Which lines in the records below contain the word "对科技创新有着更为强烈的渴求和期盼"? Copy each of them.

Stored records —
• • • • •

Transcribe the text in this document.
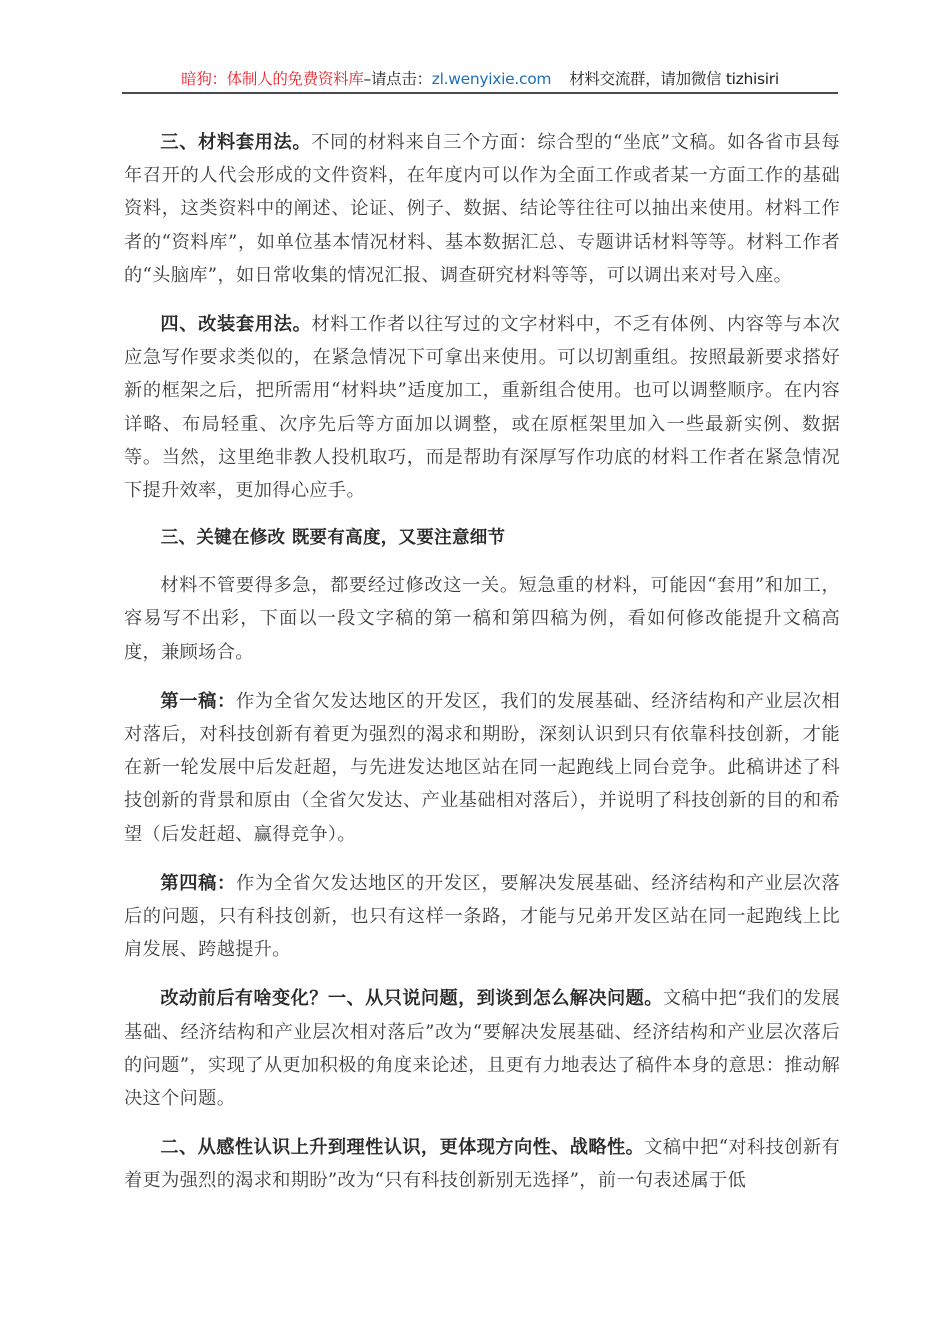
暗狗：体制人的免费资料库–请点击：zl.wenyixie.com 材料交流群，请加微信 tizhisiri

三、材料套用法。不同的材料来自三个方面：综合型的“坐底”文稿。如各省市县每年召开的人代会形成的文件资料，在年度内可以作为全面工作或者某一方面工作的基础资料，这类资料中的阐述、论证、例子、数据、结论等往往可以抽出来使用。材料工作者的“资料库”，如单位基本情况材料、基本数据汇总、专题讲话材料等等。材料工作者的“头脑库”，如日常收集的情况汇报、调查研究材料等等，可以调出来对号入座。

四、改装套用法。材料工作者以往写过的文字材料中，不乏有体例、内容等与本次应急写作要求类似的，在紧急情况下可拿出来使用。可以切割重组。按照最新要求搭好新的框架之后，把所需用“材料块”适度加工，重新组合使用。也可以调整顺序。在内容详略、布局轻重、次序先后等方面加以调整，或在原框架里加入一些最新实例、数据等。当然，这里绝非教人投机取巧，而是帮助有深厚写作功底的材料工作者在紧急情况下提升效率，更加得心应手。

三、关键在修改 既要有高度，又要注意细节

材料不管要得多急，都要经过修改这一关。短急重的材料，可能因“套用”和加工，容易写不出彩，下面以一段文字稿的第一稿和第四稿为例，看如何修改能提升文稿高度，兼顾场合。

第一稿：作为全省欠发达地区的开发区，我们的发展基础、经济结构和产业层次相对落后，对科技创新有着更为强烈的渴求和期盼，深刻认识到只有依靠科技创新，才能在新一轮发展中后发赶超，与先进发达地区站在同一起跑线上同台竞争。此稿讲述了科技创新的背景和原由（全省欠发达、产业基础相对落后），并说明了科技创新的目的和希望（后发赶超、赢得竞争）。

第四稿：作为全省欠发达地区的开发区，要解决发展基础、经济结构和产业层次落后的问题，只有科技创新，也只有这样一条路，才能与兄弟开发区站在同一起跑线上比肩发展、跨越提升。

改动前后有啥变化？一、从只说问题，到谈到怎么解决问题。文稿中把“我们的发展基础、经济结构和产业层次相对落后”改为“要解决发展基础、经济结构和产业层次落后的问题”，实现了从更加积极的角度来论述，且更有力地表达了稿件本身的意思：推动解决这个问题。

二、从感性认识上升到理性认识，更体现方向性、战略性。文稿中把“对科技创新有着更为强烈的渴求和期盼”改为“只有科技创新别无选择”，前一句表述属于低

• • • • •

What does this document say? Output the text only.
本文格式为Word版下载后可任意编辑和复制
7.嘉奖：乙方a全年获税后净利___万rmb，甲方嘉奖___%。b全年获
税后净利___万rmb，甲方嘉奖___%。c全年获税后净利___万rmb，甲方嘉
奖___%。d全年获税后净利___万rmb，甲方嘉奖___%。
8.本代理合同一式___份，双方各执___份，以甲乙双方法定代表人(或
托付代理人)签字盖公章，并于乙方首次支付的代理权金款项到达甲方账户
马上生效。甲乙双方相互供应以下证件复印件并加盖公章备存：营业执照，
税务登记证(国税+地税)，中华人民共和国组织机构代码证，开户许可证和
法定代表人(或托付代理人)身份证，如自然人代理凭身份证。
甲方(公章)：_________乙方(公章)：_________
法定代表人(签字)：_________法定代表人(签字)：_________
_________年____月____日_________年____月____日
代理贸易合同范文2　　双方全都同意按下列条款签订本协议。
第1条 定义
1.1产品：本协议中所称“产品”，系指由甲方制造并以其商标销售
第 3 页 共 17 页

• • • • •

Task response —
第一稿：作为全省欠发达地区的开发区，我们的发展基础、经济结构和产业层次相对落后，对科技创新有着更为强烈的渴求和期盼，深刻认识到只有依靠科技创新，才能在新一轮发展中后发赶超，与先进发达地区站在同一起跑线上同台竞争。此稿讲述了科技创新的背景和原由（全省欠发达、产业基础相对落后），并说明了科技创新的目的和希望（后发赶超、赢得竞争）。
二、从感性认识上升到理性认识，更体现方向性、战略性。文稿中把“对科技创新有着更为强烈的渴求和期盼”改为“只有科技创新别无选择”，前一句表述属于低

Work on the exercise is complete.